What to produce: Please list all lines of the material below in which the string "Health" occurs.

Records provided:
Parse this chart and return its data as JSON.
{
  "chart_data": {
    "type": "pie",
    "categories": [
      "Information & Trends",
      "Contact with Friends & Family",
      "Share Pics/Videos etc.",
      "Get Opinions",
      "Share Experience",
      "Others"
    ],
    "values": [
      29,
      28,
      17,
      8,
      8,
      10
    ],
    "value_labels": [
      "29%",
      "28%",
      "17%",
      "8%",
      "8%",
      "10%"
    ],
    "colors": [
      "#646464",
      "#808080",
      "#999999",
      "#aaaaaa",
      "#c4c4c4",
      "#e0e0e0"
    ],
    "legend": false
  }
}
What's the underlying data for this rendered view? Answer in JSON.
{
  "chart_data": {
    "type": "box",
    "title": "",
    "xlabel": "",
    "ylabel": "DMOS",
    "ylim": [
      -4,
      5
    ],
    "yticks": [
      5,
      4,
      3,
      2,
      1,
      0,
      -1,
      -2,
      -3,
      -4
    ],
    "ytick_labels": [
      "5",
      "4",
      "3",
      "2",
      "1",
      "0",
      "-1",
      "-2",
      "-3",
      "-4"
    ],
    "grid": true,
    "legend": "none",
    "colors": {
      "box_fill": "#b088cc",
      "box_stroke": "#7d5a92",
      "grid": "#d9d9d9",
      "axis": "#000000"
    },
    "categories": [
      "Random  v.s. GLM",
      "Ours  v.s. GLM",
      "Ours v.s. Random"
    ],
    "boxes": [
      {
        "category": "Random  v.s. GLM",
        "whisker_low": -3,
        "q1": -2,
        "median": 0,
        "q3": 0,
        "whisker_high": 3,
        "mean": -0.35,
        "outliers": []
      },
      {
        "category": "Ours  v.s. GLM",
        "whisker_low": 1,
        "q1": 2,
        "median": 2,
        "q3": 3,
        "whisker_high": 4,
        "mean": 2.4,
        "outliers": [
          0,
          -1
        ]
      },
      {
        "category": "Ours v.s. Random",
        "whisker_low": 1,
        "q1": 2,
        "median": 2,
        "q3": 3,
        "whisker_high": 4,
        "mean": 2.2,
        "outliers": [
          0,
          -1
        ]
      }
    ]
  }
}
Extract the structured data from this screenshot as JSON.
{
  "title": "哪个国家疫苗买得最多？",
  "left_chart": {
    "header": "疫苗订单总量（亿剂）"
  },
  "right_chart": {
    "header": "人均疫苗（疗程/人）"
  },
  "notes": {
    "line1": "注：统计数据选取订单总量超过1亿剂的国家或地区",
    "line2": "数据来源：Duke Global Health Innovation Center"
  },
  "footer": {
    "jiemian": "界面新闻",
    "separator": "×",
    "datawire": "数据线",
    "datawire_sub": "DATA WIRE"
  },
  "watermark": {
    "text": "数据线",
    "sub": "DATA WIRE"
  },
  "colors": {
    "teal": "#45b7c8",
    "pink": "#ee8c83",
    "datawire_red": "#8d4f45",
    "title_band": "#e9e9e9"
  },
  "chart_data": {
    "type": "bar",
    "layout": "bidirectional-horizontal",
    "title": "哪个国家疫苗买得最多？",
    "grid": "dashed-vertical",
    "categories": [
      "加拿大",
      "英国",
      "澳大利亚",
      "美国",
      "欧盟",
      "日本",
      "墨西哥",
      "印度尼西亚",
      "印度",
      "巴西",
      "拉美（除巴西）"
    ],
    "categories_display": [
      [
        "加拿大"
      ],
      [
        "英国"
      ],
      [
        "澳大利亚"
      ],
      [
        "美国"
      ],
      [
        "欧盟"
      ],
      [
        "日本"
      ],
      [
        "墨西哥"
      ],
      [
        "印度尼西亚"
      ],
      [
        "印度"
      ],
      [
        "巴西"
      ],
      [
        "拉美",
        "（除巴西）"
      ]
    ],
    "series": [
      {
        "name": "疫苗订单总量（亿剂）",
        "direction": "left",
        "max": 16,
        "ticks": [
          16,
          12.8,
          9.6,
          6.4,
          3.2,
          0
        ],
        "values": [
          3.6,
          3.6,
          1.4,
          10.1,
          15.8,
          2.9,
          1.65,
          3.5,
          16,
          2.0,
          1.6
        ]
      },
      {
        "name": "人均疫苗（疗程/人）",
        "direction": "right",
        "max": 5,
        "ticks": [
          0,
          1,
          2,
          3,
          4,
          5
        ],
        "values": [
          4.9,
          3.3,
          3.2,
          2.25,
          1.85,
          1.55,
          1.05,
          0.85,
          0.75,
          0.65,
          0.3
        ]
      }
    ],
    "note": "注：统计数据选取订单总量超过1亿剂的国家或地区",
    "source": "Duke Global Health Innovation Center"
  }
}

Written answer:
    "line2": "数据来源：Duke Global Health Innovation Center"
    "source": "Duke Global Health Innovation Center"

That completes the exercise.